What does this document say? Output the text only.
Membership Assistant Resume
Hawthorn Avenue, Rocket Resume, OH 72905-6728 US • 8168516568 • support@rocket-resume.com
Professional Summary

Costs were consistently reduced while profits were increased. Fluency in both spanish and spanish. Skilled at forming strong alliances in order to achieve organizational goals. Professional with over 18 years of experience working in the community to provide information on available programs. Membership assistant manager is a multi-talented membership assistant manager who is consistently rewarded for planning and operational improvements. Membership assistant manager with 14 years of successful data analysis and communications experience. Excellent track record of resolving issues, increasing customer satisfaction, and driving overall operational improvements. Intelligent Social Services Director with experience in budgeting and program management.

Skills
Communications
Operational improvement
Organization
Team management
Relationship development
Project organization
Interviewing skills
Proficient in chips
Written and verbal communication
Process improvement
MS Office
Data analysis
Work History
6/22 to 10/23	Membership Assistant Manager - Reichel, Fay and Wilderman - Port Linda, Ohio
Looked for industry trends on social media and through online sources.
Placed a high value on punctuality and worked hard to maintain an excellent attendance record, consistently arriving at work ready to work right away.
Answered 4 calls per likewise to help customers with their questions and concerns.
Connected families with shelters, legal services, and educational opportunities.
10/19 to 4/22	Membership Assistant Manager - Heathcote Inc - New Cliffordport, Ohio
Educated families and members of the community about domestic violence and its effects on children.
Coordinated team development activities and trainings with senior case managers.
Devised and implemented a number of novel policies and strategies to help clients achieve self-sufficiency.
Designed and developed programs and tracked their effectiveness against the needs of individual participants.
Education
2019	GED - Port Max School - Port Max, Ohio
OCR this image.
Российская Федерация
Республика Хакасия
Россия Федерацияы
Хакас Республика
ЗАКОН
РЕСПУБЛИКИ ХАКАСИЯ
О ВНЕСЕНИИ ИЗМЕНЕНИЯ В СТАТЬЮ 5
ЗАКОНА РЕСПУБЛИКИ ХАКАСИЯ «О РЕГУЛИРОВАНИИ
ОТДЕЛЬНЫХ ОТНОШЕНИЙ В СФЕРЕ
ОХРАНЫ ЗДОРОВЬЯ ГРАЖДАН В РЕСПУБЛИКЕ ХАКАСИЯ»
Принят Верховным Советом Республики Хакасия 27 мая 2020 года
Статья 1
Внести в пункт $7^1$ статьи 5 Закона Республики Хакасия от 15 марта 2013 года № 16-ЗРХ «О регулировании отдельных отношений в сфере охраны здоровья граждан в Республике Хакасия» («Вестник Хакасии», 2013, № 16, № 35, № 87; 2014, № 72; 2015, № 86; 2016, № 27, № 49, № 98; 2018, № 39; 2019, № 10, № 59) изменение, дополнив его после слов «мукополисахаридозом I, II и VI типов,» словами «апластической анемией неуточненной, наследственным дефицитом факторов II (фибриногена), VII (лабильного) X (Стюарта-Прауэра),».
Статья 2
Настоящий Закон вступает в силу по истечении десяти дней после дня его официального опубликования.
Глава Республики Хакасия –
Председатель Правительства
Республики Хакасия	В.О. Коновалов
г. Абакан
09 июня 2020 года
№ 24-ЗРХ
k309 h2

....

## [DIRECTIONS FOR THIS TASK]
Quote every entry exactly.

## [FINISHED EXERCISE]
What does this document say? Output the text only.
Membership Assistant Resume
Hawthorn Avenue, Rocket Resume, OH 72905-6728 US • 8168516568 • support@rocket-resume.com
Professional Summary

Costs were consistently reduced while profits were increased. Fluency in both spanish and spanish. Skilled at forming strong alliances in order to achieve organizational goals. Professional with over 18 years of experience working in the community to provide information on available programs. Membership assistant manager is a multi-talented membership assistant manager who is consistently rewarded for planning and operational improvements. Membership assistant manager with 14 years of successful data analysis and communications experience. Excellent track record of resolving issues, increasing customer satisfaction, and driving overall operational improvements. Intelligent Social Services Director with experience in budgeting and program management.

Skills
Communications
Operational improvement
Organization
Team management
Relationship development
Project organization
Interviewing skills
Proficient in chips
Written and verbal communication
Process improvement
MS Office
Data analysis
Work History
6/22 to 10/23	Membership Assistant Manager - Reichel, Fay and Wilderman - Port Linda, Ohio
Looked for industry trends on social media and through online sources.
Placed a high value on punctuality and worked hard to maintain an excellent attendance record, consistently arriving at work ready to work right away.
Answered 4 calls per likewise to help customers with their questions and concerns.
Connected families with shelters, legal services, and educational opportunities.
10/19 to 4/22	Membership Assistant Manager - Heathcote Inc - New Cliffordport, Ohio
Educated families and members of the community about domestic violence and its effects on children.
Coordinated team development activities and trainings with senior case managers.
Devised and implemented a number of novel policies and strategies to help clients achieve self-sufficiency.
Designed and developed programs and tracked their effectiveness against the needs of individual participants.
Education
2019	GED - Port Max School - Port Max, Ohio
OCR this image.
Российская Федерация
Республика Хакасия
Россия Федерацияы
Хакас Республика
ЗАКОН
РЕСПУБЛИКИ ХАКАСИЯ
О ВНЕСЕНИИ ИЗМЕНЕНИЯ В СТАТЬЮ 5
ЗАКОНА РЕСПУБЛИКИ ХАКАСИЯ «О РЕГУЛИРОВАНИИ
ОТДЕЛЬНЫХ ОТНОШЕНИЙ В СФЕРЕ
ОХРАНЫ ЗДОРОВЬЯ ГРАЖДАН В РЕСПУБЛИКЕ ХАКАСИЯ»
Принят Верховным Советом Республики Хакасия 27 мая 2020 года
Статья 1
Внести в пункт $7^1$ статьи 5 Закона Республики Хакасия от 15 марта 2013 года № 16-ЗРХ «О регулировании отдельных отношений в сфере охраны здоровья граждан в Республике Хакасия» («Вестник Хакасии», 2013, № 16, № 35, № 87; 2014, № 72; 2015, № 86; 2016, № 27, № 49, № 98; 2018, № 39; 2019, № 10, № 59) изменение, дополнив его после слов «мукополисахаридозом I, II и VI типов,» словами «апластической анемией неуточненной, наследственным дефицитом факторов II (фибриногена), VII (лабильного) X (Стюарта-Прауэра),».
Статья 2
Настоящий Закон вступает в силу по истечении десяти дней после дня его официального опубликования.
Глава Республики Хакасия –
Председатель Правительства
Республики Хакасия	В.О. Коновалов
г. Абакан
09 июня 2020 года
№ 24-ЗРХ
k309 h2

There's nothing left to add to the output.